# [STATED EXERCISE]
Omit the pictures, then write out every entry exactly as it reads.

# [PROVIDED MATERIAL]
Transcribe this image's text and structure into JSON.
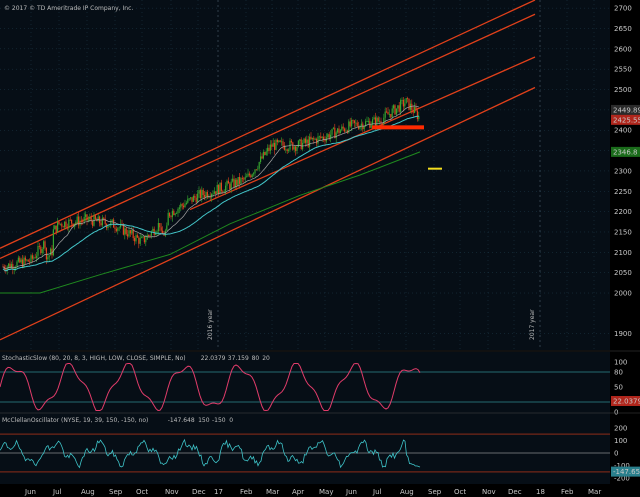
{
  "header": {
    "copyright": "© 2017 © TD Ameritrade IP Company, Inc."
  },
  "colors": {
    "background": "#000000",
    "panel_bg": "#060e16",
    "grid": "#1e3a4a",
    "candle_up": "#35a52f",
    "candle_down": "#e2431d",
    "channel": "#e0401a",
    "ma_cyan": "#43c6c9",
    "ma_green": "#1f8a1f",
    "ma_gray": "#a6a6a6",
    "stoch": "#e03c6a",
    "mcclellan": "#3ec3c8",
    "highlight_red": "#ff2a00",
    "highlight_yellow": "#f5df1f"
  },
  "chart_data": [
    {
      "type": "candlestick",
      "symbol_panel": "price",
      "xlabels": [
        "Jun",
        "Jul",
        "Aug",
        "Sep",
        "Oct",
        "Nov",
        "Dec",
        "Feb",
        "Mar",
        "Apr",
        "May",
        "Jun",
        "Jul",
        "Aug",
        "Sep",
        "Oct",
        "Nov",
        "Dec",
        "Feb",
        "Mar"
      ],
      "year_markers": [
        "17",
        "18"
      ],
      "watermarks": [
        "2016 year",
        "2017 year"
      ],
      "yticks": [
        1900,
        2000,
        2050,
        2100,
        2150,
        2200,
        2250,
        2300,
        2350,
        2400,
        2450,
        2500,
        2550,
        2600,
        2650,
        2700
      ],
      "ylim": [
        1860,
        2720
      ],
      "price_labels": [
        {
          "value": "2449.89",
          "color": "#2b2b2b"
        },
        {
          "value": "2425.55",
          "color": "#b0261c"
        },
        {
          "value": "2346.8",
          "color": "#1a6b1a"
        }
      ],
      "series_hint": "Daily candles with moving averages and a rising parallel channel",
      "monthly_close": [
        {
          "x": "Jun 2016",
          "y": 2080
        },
        {
          "x": "Jul 2016",
          "y": 2170
        },
        {
          "x": "Aug 2016",
          "y": 2180
        },
        {
          "x": "Sep 2016",
          "y": 2168
        },
        {
          "x": "Oct 2016",
          "y": 2126
        },
        {
          "x": "Nov 2016",
          "y": 2199
        },
        {
          "x": "Dec 2016",
          "y": 2239
        },
        {
          "x": "Jan 2017",
          "y": 2279
        },
        {
          "x": "Feb 2017",
          "y": 2363
        },
        {
          "x": "Mar 2017",
          "y": 2363
        },
        {
          "x": "Apr 2017",
          "y": 2384
        },
        {
          "x": "May 2017",
          "y": 2412
        },
        {
          "x": "Jun 2017",
          "y": 2423
        },
        {
          "x": "Jul 2017",
          "y": 2470
        },
        {
          "x": "Aug 2017",
          "y": 2430
        }
      ]
    },
    {
      "type": "line",
      "panel": "stochastic",
      "legend": [
        {
          "text": "StochasticSlow (80, 20, 8, 3, HIGH, LOW, CLOSE, SIMPLE, No)",
          "color": "#e03c6a"
        },
        {
          "text": "22.0379",
          "color": "#e03c6a"
        },
        {
          "text": "37.159",
          "color": "#b07ad6"
        },
        {
          "text": "80",
          "color": "#43c6c9"
        },
        {
          "text": "20",
          "color": "#43c6c9"
        }
      ],
      "yticks": [
        0,
        20,
        50,
        80,
        100
      ],
      "ylim": [
        0,
        100
      ],
      "levels": [
        80,
        20
      ],
      "last_value": "22.0379"
    },
    {
      "type": "line",
      "panel": "mcclellan",
      "legend": [
        {
          "text": "McClellanOscillator (NYSE, 19, 39, 150, -150, no)",
          "color": "#3ec3c8"
        },
        {
          "text": "-147.648",
          "color": "#3ec3c8"
        },
        {
          "text": "150",
          "color": "#e0401a"
        },
        {
          "text": "-150",
          "color": "#e0401a"
        },
        {
          "text": "0",
          "color": "#c8c8c8"
        }
      ],
      "yticks": [
        -200,
        -100,
        0,
        100,
        200
      ],
      "ylim": [
        -230,
        230
      ],
      "levels": [
        150,
        0,
        -150
      ],
      "last_value": "-147.65"
    }
  ]
}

# [CORRECT OUTPUT]
Transcribe this image's text and structure into JSON.
{
  "header": {
    "copyright": "© 2017 © TD Ameritrade IP Company, Inc."
  },
  "colors": {
    "background": "#000000",
    "panel_bg": "#060e16",
    "grid": "#1e3a4a",
    "candle_up": "#35a52f",
    "candle_down": "#e2431d",
    "channel": "#e0401a",
    "ma_cyan": "#43c6c9",
    "ma_green": "#1f8a1f",
    "ma_gray": "#a6a6a6",
    "stoch": "#e03c6a",
    "mcclellan": "#3ec3c8",
    "highlight_red": "#ff2a00",
    "highlight_yellow": "#f5df1f"
  },
  "chart_data": [
    {
      "type": "candlestick",
      "symbol_panel": "price",
      "xlabels": [
        "Jun",
        "Jul",
        "Aug",
        "Sep",
        "Oct",
        "Nov",
        "Dec",
        "Feb",
        "Mar",
        "Apr",
        "May",
        "Jun",
        "Jul",
        "Aug",
        "Sep",
        "Oct",
        "Nov",
        "Dec",
        "Feb",
        "Mar"
      ],
      "year_markers": [
        "17",
        "18"
      ],
      "watermarks": [
        "2016 year",
        "2017 year"
      ],
      "yticks": [
        1900,
        2000,
        2050,
        2100,
        2150,
        2200,
        2250,
        2300,
        2350,
        2400,
        2450,
        2500,
        2550,
        2600,
        2650,
        2700
      ],
      "ylim": [
        1860,
        2720
      ],
      "price_labels": [
        {
          "value": "2449.89",
          "color": "#2b2b2b"
        },
        {
          "value": "2425.55",
          "color": "#b0261c"
        },
        {
          "value": "2346.8",
          "color": "#1a6b1a"
        }
      ],
      "series_hint": "Daily candles with moving averages and a rising parallel channel",
      "monthly_close": [
        {
          "x": "Jun 2016",
          "y": 2080
        },
        {
          "x": "Jul 2016",
          "y": 2170
        },
        {
          "x": "Aug 2016",
          "y": 2180
        },
        {
          "x": "Sep 2016",
          "y": 2168
        },
        {
          "x": "Oct 2016",
          "y": 2126
        },
        {
          "x": "Nov 2016",
          "y": 2199
        },
        {
          "x": "Dec 2016",
          "y": 2239
        },
        {
          "x": "Jan 2017",
          "y": 2279
        },
        {
          "x": "Feb 2017",
          "y": 2363
        },
        {
          "x": "Mar 2017",
          "y": 2363
        },
        {
          "x": "Apr 2017",
          "y": 2384
        },
        {
          "x": "May 2017",
          "y": 2412
        },
        {
          "x": "Jun 2017",
          "y": 2423
        },
        {
          "x": "Jul 2017",
          "y": 2470
        },
        {
          "x": "Aug 2017",
          "y": 2430
        }
      ]
    },
    {
      "type": "line",
      "panel": "stochastic",
      "legend": [
        {
          "text": "StochasticSlow (80, 20, 8, 3, HIGH, LOW, CLOSE, SIMPLE, No)",
          "color": "#e03c6a"
        },
        {
          "text": "22.0379",
          "color": "#e03c6a"
        },
        {
          "text": "37.159",
          "color": "#b07ad6"
        },
        {
          "text": "80",
          "color": "#43c6c9"
        },
        {
          "text": "20",
          "color": "#43c6c9"
        }
      ],
      "yticks": [
        0,
        20,
        50,
        80,
        100
      ],
      "ylim": [
        0,
        100
      ],
      "levels": [
        80,
        20
      ],
      "last_value": "22.0379"
    },
    {
      "type": "line",
      "panel": "mcclellan",
      "legend": [
        {
          "text": "McClellanOscillator (NYSE, 19, 39, 150, -150, no)",
          "color": "#3ec3c8"
        },
        {
          "text": "-147.648",
          "color": "#3ec3c8"
        },
        {
          "text": "150",
          "color": "#e0401a"
        },
        {
          "text": "-150",
          "color": "#e0401a"
        },
        {
          "text": "0",
          "color": "#c8c8c8"
        }
      ],
      "yticks": [
        -200,
        -100,
        0,
        100,
        200
      ],
      "ylim": [
        -230,
        230
      ],
      "levels": [
        150,
        0,
        -150
      ],
      "last_value": "-147.65"
    }
  ]
}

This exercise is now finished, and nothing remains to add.